◆ The request:
Show every line containing "icon" by copying it.

◆ Data entries:
----
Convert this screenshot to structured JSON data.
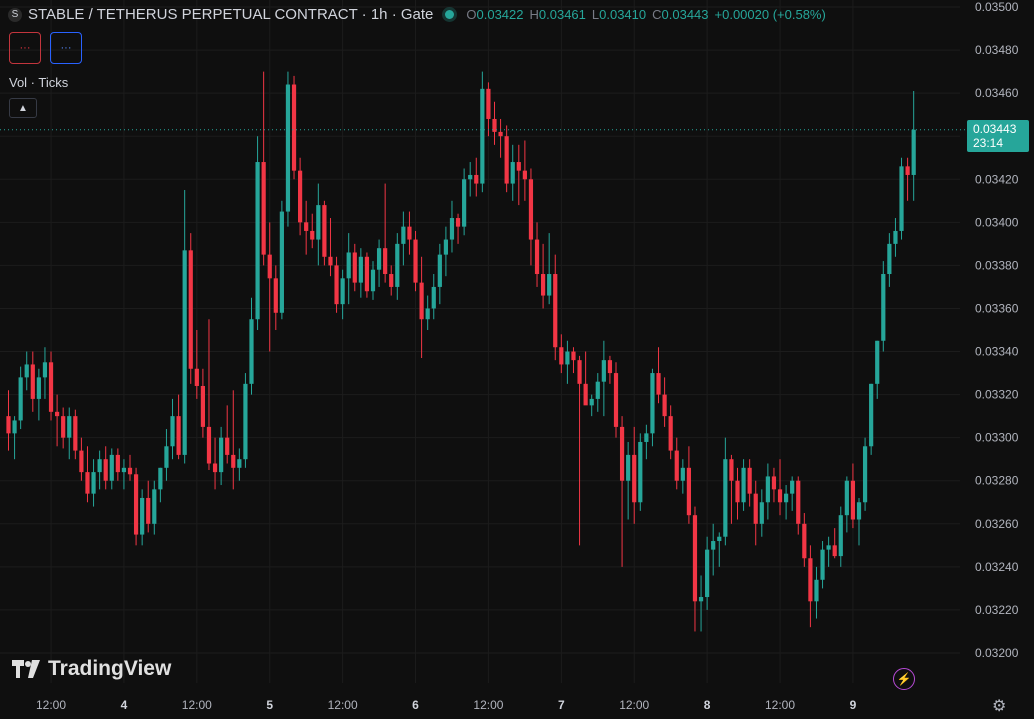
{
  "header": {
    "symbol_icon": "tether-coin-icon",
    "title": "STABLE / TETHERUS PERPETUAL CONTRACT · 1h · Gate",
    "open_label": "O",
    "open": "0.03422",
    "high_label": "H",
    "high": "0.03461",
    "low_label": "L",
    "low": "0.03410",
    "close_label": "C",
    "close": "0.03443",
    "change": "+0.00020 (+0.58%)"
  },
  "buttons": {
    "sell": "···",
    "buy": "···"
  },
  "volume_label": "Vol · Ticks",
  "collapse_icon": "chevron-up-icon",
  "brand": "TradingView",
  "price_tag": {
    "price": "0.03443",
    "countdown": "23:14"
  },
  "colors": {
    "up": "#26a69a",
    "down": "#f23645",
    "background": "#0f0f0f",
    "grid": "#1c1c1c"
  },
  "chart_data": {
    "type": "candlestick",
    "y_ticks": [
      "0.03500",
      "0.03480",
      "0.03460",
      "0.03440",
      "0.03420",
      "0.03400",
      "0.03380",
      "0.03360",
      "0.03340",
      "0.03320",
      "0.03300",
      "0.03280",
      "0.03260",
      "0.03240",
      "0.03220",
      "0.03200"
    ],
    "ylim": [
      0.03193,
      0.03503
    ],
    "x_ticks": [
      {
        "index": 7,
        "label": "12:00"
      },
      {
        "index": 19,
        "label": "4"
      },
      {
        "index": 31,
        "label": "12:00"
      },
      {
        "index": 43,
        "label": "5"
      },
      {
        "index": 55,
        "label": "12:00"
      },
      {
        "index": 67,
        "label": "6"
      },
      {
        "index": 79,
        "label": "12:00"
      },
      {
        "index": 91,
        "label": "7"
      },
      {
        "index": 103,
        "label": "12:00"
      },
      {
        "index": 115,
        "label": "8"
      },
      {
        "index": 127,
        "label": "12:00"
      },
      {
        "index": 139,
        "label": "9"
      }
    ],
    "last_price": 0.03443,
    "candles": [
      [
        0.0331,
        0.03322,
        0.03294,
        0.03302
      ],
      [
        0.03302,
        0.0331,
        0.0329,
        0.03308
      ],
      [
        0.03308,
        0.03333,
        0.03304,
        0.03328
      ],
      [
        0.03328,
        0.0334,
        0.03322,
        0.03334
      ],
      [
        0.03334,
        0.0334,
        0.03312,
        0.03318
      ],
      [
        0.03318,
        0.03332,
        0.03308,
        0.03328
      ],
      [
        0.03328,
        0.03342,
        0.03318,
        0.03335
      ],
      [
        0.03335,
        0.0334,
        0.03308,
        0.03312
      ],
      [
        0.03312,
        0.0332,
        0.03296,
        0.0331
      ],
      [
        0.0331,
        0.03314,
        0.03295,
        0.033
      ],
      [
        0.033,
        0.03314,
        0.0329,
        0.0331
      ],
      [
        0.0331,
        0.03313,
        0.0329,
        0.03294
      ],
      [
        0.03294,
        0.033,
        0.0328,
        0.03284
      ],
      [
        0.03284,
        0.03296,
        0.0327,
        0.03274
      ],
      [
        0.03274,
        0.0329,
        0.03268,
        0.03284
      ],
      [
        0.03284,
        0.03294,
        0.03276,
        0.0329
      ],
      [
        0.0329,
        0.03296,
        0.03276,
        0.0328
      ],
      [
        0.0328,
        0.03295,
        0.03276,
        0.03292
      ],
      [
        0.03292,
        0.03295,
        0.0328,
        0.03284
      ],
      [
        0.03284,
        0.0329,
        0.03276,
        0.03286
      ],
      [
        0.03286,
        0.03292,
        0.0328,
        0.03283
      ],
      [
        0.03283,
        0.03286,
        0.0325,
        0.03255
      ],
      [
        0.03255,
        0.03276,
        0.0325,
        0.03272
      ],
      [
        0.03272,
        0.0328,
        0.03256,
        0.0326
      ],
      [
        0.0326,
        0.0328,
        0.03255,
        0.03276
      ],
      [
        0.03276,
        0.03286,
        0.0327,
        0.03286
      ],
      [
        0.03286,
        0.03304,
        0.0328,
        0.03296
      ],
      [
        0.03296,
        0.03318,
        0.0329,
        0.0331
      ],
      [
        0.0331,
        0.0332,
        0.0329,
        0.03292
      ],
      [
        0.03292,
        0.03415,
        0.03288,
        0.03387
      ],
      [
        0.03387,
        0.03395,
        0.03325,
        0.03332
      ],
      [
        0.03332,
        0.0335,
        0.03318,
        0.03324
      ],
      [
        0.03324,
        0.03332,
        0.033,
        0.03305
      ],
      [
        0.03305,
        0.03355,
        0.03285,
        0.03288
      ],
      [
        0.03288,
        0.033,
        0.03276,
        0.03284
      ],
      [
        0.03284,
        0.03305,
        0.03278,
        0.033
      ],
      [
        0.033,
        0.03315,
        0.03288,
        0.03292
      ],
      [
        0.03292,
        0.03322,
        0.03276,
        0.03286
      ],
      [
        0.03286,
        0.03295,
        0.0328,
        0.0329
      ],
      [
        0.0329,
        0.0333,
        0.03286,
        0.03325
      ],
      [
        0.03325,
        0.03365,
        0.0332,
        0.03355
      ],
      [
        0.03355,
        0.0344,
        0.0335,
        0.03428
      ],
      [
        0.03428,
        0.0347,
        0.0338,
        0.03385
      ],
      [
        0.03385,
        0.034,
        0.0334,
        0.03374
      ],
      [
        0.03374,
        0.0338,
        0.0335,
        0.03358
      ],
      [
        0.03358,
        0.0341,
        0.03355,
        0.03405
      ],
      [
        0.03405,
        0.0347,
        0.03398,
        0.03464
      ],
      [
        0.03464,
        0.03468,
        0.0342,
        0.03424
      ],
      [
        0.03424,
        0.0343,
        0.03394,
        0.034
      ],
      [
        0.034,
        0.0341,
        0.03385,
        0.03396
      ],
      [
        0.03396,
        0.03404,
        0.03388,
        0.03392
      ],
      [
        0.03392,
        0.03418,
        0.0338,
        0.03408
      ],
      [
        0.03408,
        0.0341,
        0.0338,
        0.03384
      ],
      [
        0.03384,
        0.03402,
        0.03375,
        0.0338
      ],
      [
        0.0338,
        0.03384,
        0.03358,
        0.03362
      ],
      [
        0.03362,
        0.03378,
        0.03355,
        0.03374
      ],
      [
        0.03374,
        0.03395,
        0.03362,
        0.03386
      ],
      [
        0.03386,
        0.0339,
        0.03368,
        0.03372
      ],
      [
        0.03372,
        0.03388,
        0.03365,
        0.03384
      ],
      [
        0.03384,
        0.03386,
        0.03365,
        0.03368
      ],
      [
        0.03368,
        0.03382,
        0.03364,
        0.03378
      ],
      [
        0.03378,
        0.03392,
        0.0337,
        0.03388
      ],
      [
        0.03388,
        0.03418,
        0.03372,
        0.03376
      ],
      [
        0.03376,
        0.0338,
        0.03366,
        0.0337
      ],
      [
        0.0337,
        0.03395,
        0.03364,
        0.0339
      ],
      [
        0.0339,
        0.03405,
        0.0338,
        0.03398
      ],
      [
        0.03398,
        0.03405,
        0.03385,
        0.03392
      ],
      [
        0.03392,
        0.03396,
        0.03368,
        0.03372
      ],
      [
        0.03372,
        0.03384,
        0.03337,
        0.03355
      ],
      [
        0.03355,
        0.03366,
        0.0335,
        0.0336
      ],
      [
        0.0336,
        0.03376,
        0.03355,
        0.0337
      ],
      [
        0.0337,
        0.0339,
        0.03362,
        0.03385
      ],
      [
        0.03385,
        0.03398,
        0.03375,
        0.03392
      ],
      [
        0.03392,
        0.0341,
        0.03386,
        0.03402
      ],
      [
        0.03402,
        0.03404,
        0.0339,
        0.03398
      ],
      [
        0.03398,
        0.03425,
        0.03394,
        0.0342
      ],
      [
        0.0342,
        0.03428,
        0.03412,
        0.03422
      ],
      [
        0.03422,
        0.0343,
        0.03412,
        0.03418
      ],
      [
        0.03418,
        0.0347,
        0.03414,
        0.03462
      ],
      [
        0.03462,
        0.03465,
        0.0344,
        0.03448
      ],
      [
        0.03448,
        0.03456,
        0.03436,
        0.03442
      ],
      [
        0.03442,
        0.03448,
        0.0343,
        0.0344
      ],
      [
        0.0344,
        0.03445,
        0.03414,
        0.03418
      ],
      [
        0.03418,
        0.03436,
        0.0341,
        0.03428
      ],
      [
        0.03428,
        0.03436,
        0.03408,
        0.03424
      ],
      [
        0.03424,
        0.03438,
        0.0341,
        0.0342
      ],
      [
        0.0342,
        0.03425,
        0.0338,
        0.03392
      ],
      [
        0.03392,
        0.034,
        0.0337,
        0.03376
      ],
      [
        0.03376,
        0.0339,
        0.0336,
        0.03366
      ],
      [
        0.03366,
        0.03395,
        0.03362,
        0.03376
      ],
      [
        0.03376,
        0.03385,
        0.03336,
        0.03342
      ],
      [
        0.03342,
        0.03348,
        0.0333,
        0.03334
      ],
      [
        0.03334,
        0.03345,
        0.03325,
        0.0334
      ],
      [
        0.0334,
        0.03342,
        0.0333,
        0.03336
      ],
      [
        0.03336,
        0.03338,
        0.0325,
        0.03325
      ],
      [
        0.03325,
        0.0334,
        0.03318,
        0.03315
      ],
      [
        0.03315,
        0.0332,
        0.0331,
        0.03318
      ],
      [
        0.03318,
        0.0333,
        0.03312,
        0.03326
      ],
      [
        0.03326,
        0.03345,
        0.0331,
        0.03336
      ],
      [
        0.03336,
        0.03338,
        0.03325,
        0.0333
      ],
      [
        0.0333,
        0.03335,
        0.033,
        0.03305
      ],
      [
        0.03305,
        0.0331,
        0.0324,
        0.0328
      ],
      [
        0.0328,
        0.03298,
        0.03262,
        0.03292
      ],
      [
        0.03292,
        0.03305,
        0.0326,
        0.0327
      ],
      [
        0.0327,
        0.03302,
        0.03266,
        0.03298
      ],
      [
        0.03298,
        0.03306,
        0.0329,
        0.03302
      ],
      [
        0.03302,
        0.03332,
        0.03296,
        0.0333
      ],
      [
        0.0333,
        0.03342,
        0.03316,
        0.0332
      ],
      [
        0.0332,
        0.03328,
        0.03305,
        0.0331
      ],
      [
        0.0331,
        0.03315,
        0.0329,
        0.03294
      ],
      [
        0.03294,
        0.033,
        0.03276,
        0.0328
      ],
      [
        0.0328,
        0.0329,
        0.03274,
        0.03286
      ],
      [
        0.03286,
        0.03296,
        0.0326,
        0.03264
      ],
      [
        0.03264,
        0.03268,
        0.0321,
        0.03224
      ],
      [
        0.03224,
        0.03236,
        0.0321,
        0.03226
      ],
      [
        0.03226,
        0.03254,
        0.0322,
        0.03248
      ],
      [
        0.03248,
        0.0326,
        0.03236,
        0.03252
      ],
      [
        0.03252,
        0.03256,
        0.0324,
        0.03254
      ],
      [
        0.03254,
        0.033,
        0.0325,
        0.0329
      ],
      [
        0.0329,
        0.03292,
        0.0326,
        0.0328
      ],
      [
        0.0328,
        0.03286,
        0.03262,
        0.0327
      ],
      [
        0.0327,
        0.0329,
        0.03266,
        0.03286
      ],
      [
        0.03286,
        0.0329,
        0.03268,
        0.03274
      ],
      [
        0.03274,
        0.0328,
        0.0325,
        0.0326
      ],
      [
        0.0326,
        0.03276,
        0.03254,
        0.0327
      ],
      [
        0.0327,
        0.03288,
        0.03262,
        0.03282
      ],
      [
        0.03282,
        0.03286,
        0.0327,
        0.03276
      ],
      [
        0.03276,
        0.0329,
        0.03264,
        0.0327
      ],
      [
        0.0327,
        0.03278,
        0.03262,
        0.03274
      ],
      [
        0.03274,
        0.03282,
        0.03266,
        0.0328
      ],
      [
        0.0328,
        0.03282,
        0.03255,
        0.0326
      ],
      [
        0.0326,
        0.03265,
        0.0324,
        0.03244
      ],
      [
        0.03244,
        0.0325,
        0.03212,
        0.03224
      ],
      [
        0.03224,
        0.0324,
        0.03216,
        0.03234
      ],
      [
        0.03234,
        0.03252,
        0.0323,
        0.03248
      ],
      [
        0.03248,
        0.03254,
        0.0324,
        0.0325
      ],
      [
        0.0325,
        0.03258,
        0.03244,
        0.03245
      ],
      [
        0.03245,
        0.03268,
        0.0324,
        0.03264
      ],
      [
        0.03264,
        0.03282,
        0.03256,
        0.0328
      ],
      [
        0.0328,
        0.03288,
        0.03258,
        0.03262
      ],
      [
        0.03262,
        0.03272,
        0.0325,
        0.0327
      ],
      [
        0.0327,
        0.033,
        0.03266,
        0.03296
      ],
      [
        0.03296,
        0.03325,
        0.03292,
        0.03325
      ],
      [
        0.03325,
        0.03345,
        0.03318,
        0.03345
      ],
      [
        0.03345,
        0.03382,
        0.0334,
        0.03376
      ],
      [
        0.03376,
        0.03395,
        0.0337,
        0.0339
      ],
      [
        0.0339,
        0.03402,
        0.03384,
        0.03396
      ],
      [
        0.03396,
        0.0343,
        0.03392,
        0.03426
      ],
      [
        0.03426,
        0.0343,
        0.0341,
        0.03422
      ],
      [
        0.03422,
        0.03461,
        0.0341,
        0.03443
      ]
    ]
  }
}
----
◆ Response:
    "symbol_icon": "tether-coin-icon",
  "collapse_icon": "chevron-up-icon",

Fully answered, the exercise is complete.